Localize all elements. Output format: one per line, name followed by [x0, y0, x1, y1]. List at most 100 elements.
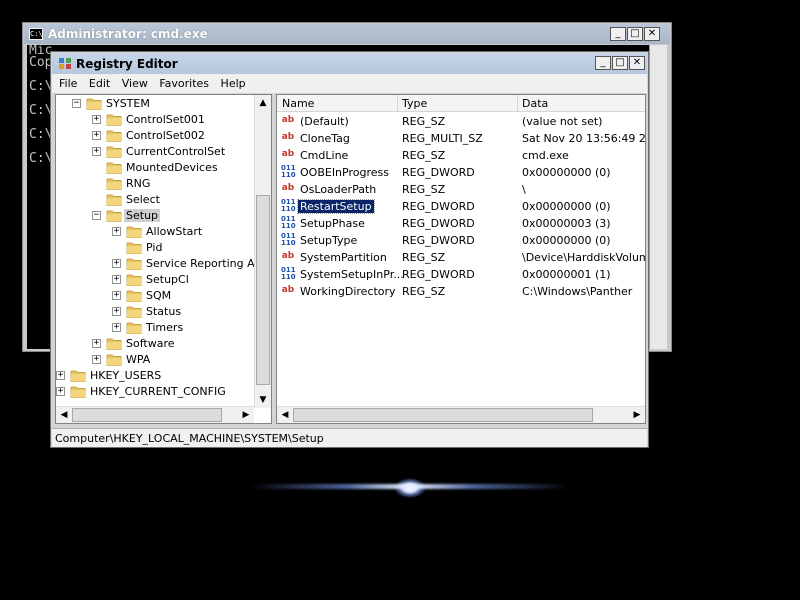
expand-icon[interactable]: +: [112, 291, 121, 300]
tree-node-controlset001[interactable]: + ControlSet001: [92, 112, 271, 128]
string-value-icon: ab: [281, 115, 295, 125]
expand-icon[interactable]: +: [92, 339, 101, 348]
value-type: REG_SZ: [402, 285, 446, 298]
folder-icon: [70, 370, 86, 382]
cmd-maximize-button[interactable]: □: [627, 27, 643, 41]
tree-node-status[interactable]: + Status: [112, 304, 271, 320]
menu-edit[interactable]: Edit: [81, 74, 110, 90]
list-horizontal-scrollbar[interactable]: ◀ ▶: [277, 406, 645, 423]
binary-value-icon: 011 110: [281, 164, 296, 179]
expand-icon[interactable]: +: [112, 307, 121, 316]
cmd-minimize-button[interactable]: _: [610, 27, 626, 41]
menu-view[interactable]: View: [114, 74, 148, 90]
scroll-left-arrow-icon[interactable]: ◀: [277, 407, 293, 423]
expand-icon[interactable]: +: [92, 115, 101, 124]
menu-file[interactable]: File: [52, 74, 77, 90]
expand-icon[interactable]: +: [112, 275, 121, 284]
binary-value-icon: 011 110: [281, 266, 296, 281]
tree-node-rng[interactable]: RNG: [92, 176, 271, 192]
tree-node-setup[interactable]: − Setup: [92, 208, 271, 224]
tree-node-system[interactable]: − SYSTEM: [72, 96, 271, 112]
value-name: CloneTag: [300, 132, 350, 145]
column-name-header[interactable]: Name: [282, 97, 314, 110]
tree-node-label: Timers: [146, 321, 184, 334]
column-separator[interactable]: [517, 95, 518, 112]
column-separator[interactable]: [397, 95, 398, 112]
value-row[interactable]: ab OsLoaderPath REG_SZ \: [277, 181, 645, 198]
value-data: C:\Windows\Panther: [522, 285, 633, 298]
tree-node-label: AllowStart: [146, 225, 203, 238]
value-name: WorkingDirectory: [300, 285, 396, 298]
expand-icon[interactable]: +: [92, 147, 101, 156]
value-row[interactable]: ab CloneTag REG_MULTI_SZ Sat Nov 20 13:56:4…: [277, 130, 646, 147]
value-row[interactable]: ab CmdLine REG_SZ cmd.exe: [277, 147, 645, 164]
value-name: SystemPartition: [300, 251, 387, 264]
scroll-up-arrow-icon[interactable]: ▲: [255, 95, 271, 111]
value-row[interactable]: 011 110 SetupPhase REG_DWORD 0x00000003 (3): [277, 215, 645, 232]
expand-icon[interactable]: +: [92, 131, 101, 140]
tree-node-service-reporting-api[interactable]: + Service Reporting API: [112, 256, 271, 272]
expand-icon[interactable]: +: [112, 227, 121, 236]
regedit-close-button[interactable]: ✕: [629, 56, 645, 70]
folder-open-icon: [106, 210, 122, 222]
expand-icon[interactable]: +: [56, 371, 65, 380]
tree-node-timers[interactable]: + Timers: [112, 320, 271, 336]
cmd-title-bar[interactable]: C:\ Administrator: cmd.exe _ □ ✕: [24, 24, 670, 44]
scroll-left-arrow-icon[interactable]: ◀: [56, 407, 72, 423]
menu-favorites[interactable]: Favorites: [151, 74, 209, 90]
regedit-minimize-button[interactable]: _: [595, 56, 611, 70]
value-name: OOBEInProgress: [300, 166, 389, 179]
folder-icon: [126, 258, 142, 270]
value-data: Sat Nov 20 13:56:49 2010: [522, 132, 646, 145]
string-value-icon: ab: [281, 132, 295, 142]
tree-node-software[interactable]: + Software: [92, 336, 271, 352]
tree-node-controlset002[interactable]: + ControlSet002: [92, 128, 271, 144]
tree-horizontal-scrollbar[interactable]: ◀ ▶: [56, 406, 254, 423]
tree-node-wpa[interactable]: + WPA: [92, 352, 271, 368]
cmd-close-button[interactable]: ✕: [644, 27, 660, 41]
value-row[interactable]: 011 110 SystemSetupInPr... REG_DWORD 0x0000…: [277, 266, 645, 283]
column-type-header[interactable]: Type: [402, 97, 427, 110]
value-row[interactable]: 011 110 OOBEInProgress REG_DWORD 0x00000000…: [277, 164, 645, 181]
value-data: 0x00000000 (0): [522, 166, 611, 179]
tree-node-allowstart[interactable]: + AllowStart: [112, 224, 271, 240]
expand-icon[interactable]: +: [92, 355, 101, 364]
value-row[interactable]: ab SystemPartition REG_SZ \Device\HarddiskV…: [277, 249, 645, 266]
regedit-maximize-button[interactable]: □: [612, 56, 628, 70]
collapse-icon[interactable]: −: [72, 99, 81, 108]
tree-node-pid[interactable]: Pid: [112, 240, 271, 256]
tree-scroll-thumb[interactable]: [256, 195, 270, 385]
value-row[interactable]: 011 110 SetupType REG_DWORD 0x00000000 (0): [277, 232, 645, 249]
value-row[interactable]: ab (Default) REG_SZ (value not set): [277, 113, 645, 130]
expand-icon[interactable]: +: [56, 387, 65, 396]
value-row[interactable]: 011 110 RestartSetup REG_DWORD 0x00000000 (…: [277, 198, 645, 215]
tree-node-hkey-users[interactable]: + HKEY_USERS: [56, 368, 256, 384]
tree-node-mounteddevices[interactable]: MountedDevices: [92, 160, 271, 176]
tree-hscroll-thumb[interactable]: [72, 408, 222, 422]
scroll-right-arrow-icon[interactable]: ▶: [238, 407, 254, 423]
registry-values-list[interactable]: Name Type Data ab (Default) REG_SZ (value n…: [276, 94, 646, 424]
registry-key-tree[interactable]: + HKEY_CURRENT_CONFIG + HKEY_USERS + WPA + Soft…: [55, 94, 272, 424]
expand-icon[interactable]: +: [112, 259, 121, 268]
tree-node-currentcontrolset[interactable]: + CurrentControlSet: [92, 144, 271, 160]
binary-value-icon: 011 110: [281, 232, 296, 247]
scroll-right-arrow-icon[interactable]: ▶: [629, 407, 645, 423]
scroll-down-arrow-icon[interactable]: ▼: [255, 392, 271, 408]
value-type: REG_SZ: [402, 251, 446, 264]
folder-icon: [106, 354, 122, 366]
cmd-scrollbar[interactable]: [649, 45, 667, 349]
tree-node-select[interactable]: Select: [92, 192, 271, 208]
column-data-header[interactable]: Data: [522, 97, 548, 110]
collapse-icon[interactable]: −: [92, 211, 101, 220]
folder-icon: [70, 386, 86, 398]
tree-node-sqm[interactable]: + SQM: [112, 288, 271, 304]
registry-editor-window: Registry Editor _ □ ✕ File Edit View Fav…: [50, 51, 649, 448]
value-row[interactable]: ab WorkingDirectory REG_SZ C:\Windows\Panth…: [277, 283, 645, 300]
tree-vertical-scrollbar[interactable]: ▲ ▼: [254, 95, 271, 408]
regedit-title-bar[interactable]: Registry Editor _ □ ✕: [52, 53, 647, 74]
menu-help[interactable]: Help: [213, 74, 246, 90]
tree-node-setupcl[interactable]: + SetupCl: [112, 272, 271, 288]
tree-node-hkey-current-config[interactable]: + HKEY_CURRENT_CONFIG: [56, 384, 256, 400]
expand-icon[interactable]: +: [112, 323, 121, 332]
list-hscroll-thumb[interactable]: [293, 408, 593, 422]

________________

WORK INSTRUCTIONS: Please quote all of the rows above word for word, leaving out the pictures.

THE RESULT:
Localize all elements. Output format: one per line, name followed by [x0, y0, x1, y1]. List at most 100 elements.
expand-icon[interactable]: +: [112, 291, 121, 300]
tree-node-controlset001[interactable]: + ControlSet001: [92, 112, 271, 128]
string-value-icon: ab: [281, 115, 295, 125]
expand-icon[interactable]: +: [92, 339, 101, 348]
value-type: REG_SZ: [402, 285, 446, 298]
folder-icon: [70, 370, 86, 382]
cmd-maximize-button[interactable]: □: [627, 27, 643, 41]
tree-node-status[interactable]: + Status: [112, 304, 271, 320]
menu-edit[interactable]: Edit: [81, 74, 110, 90]
list-horizontal-scrollbar[interactable]: ◀ ▶: [277, 406, 645, 423]
binary-value-icon: 011 110: [281, 164, 296, 179]
expand-icon[interactable]: +: [112, 307, 121, 316]
cmd-minimize-button[interactable]: _: [610, 27, 626, 41]
menu-view[interactable]: View: [114, 74, 148, 90]
scroll-left-arrow-icon[interactable]: ◀: [277, 407, 293, 423]
expand-icon[interactable]: +: [92, 115, 101, 124]
menu-file[interactable]: File: [52, 74, 77, 90]
expand-icon[interactable]: +: [112, 275, 121, 284]
binary-value-icon: 011 110: [281, 266, 296, 281]
tree-node-rng[interactable]: RNG: [92, 176, 271, 192]
tree-node-setup[interactable]: − Setup: [92, 208, 271, 224]
tree-node-system[interactable]: − SYSTEM: [72, 96, 271, 112]
value-name: CloneTag: [300, 132, 350, 145]
column-name-header[interactable]: Name: [282, 97, 314, 110]
tree-node-label: Timers: [146, 321, 184, 334]
column-separator[interactable]: [517, 95, 518, 112]
column-separator[interactable]: [397, 95, 398, 112]
value-row[interactable]: ab OsLoaderPath REG_SZ \: [277, 181, 645, 198]
value-data: C:\Windows\Panther: [522, 285, 633, 298]
tree-node-label: AllowStart: [146, 225, 203, 238]
value-name: WorkingDirectory: [300, 285, 396, 298]
expand-icon[interactable]: +: [92, 147, 101, 156]
value-row[interactable]: ab CloneTag REG_MULTI_SZ Sat Nov 20 13:56:4…: [277, 130, 646, 147]
value-row[interactable]: ab CmdLine REG_SZ cmd.exe: [277, 147, 645, 164]
value-name: SystemPartition: [300, 251, 387, 264]
scroll-up-arrow-icon[interactable]: ▲: [255, 95, 271, 111]
value-row[interactable]: 011 110 SetupPhase REG_DWORD 0x00000003 (3): [277, 215, 645, 232]
expand-icon[interactable]: +: [92, 131, 101, 140]
tree-node-service-reporting-api[interactable]: + Service Reporting API: [112, 256, 271, 272]
expand-icon[interactable]: +: [112, 227, 121, 236]
regedit-close-button[interactable]: ✕: [629, 56, 645, 70]
folder-open-icon: [106, 210, 122, 222]
expand-icon[interactable]: +: [56, 371, 65, 380]
tree-node-timers[interactable]: + Timers: [112, 320, 271, 336]
cmd-title-bar[interactable]: C:\ Administrator: cmd.exe _ □ ✕: [24, 24, 670, 44]
scroll-left-arrow-icon[interactable]: ◀: [56, 407, 72, 423]
menu-favorites[interactable]: Favorites: [151, 74, 209, 90]
regedit-minimize-button[interactable]: _: [595, 56, 611, 70]
value-name: OOBEInProgress: [300, 166, 389, 179]
folder-icon: [126, 258, 142, 270]
value-data: Sat Nov 20 13:56:49 2010: [522, 132, 646, 145]
string-value-icon: ab: [281, 132, 295, 142]
tree-node-software[interactable]: + Software: [92, 336, 271, 352]
tree-node-controlset002[interactable]: + ControlSet002: [92, 128, 271, 144]
tree-horizontal-scrollbar[interactable]: ◀ ▶: [56, 406, 254, 423]
tree-node-wpa[interactable]: + WPA: [92, 352, 271, 368]
cmd-close-button[interactable]: ✕: [644, 27, 660, 41]
value-row[interactable]: 011 110 SystemSetupInPr... REG_DWORD 0x0000…: [277, 266, 645, 283]
column-type-header[interactable]: Type: [402, 97, 427, 110]
value-row[interactable]: 011 110 OOBEInProgress REG_DWORD 0x00000000…: [277, 164, 645, 181]
value-data: 0x00000000 (0): [522, 166, 611, 179]
tree-node-allowstart[interactable]: + AllowStart: [112, 224, 271, 240]
expand-icon[interactable]: +: [92, 355, 101, 364]
value-row[interactable]: ab SystemPartition REG_SZ \Device\HarddiskV…: [277, 249, 645, 266]
regedit-maximize-button[interactable]: □: [612, 56, 628, 70]
collapse-icon[interactable]: −: [72, 99, 81, 108]
tree-node-pid[interactable]: Pid: [112, 240, 271, 256]
tree-scroll-thumb[interactable]: [256, 195, 270, 385]
value-row[interactable]: 011 110 SetupType REG_DWORD 0x00000000 (0): [277, 232, 645, 249]
value-row[interactable]: ab (Default) REG_SZ (value not set): [277, 113, 645, 130]
expand-icon[interactable]: +: [56, 387, 65, 396]
value-row[interactable]: 011 110 RestartSetup REG_DWORD 0x00000000 (…: [277, 198, 645, 215]
tree-node-hkey-users[interactable]: + HKEY_USERS: [56, 368, 256, 384]
tree-node-mounteddevices[interactable]: MountedDevices: [92, 160, 271, 176]
tree-hscroll-thumb[interactable]: [72, 408, 222, 422]
scroll-right-arrow-icon[interactable]: ▶: [238, 407, 254, 423]
registry-values-list[interactable]: Name Type Data ab (Default) REG_SZ (value n…: [276, 94, 646, 424]
registry-key-tree[interactable]: + HKEY_CURRENT_CONFIG + HKEY_USERS + WPA + Soft…: [55, 94, 272, 424]
expand-icon[interactable]: +: [112, 259, 121, 268]
tree-node-currentcontrolset[interactable]: + CurrentControlSet: [92, 144, 271, 160]
binary-value-icon: 011 110: [281, 232, 296, 247]
scroll-right-arrow-icon[interactable]: ▶: [629, 407, 645, 423]
scroll-down-arrow-icon[interactable]: ▼: [255, 392, 271, 408]
value-type: REG_SZ: [402, 251, 446, 264]
folder-icon: [106, 354, 122, 366]
cmd-scrollbar[interactable]: [649, 45, 667, 349]
tree-node-select[interactable]: Select: [92, 192, 271, 208]
column-data-header[interactable]: Data: [522, 97, 548, 110]
collapse-icon[interactable]: −: [92, 211, 101, 220]
folder-icon: [70, 386, 86, 398]
tree-node-sqm[interactable]: + SQM: [112, 288, 271, 304]
registry-editor-window: Registry Editor _ □ ✕ File Edit View Fav…: [50, 51, 649, 448]
value-row[interactable]: ab WorkingDirectory REG_SZ C:\Windows\Panth…: [277, 283, 645, 300]
tree-vertical-scrollbar[interactable]: ▲ ▼: [254, 95, 271, 408]
regedit-title-bar[interactable]: Registry Editor _ □ ✕: [52, 53, 647, 74]
menu-help[interactable]: Help: [213, 74, 246, 90]
tree-node-setupcl[interactable]: + SetupCl: [112, 272, 271, 288]
tree-node-hkey-current-config[interactable]: + HKEY_CURRENT_CONFIG: [56, 384, 256, 400]
expand-icon[interactable]: +: [112, 323, 121, 332]
list-hscroll-thumb[interactable]: [293, 408, 593, 422]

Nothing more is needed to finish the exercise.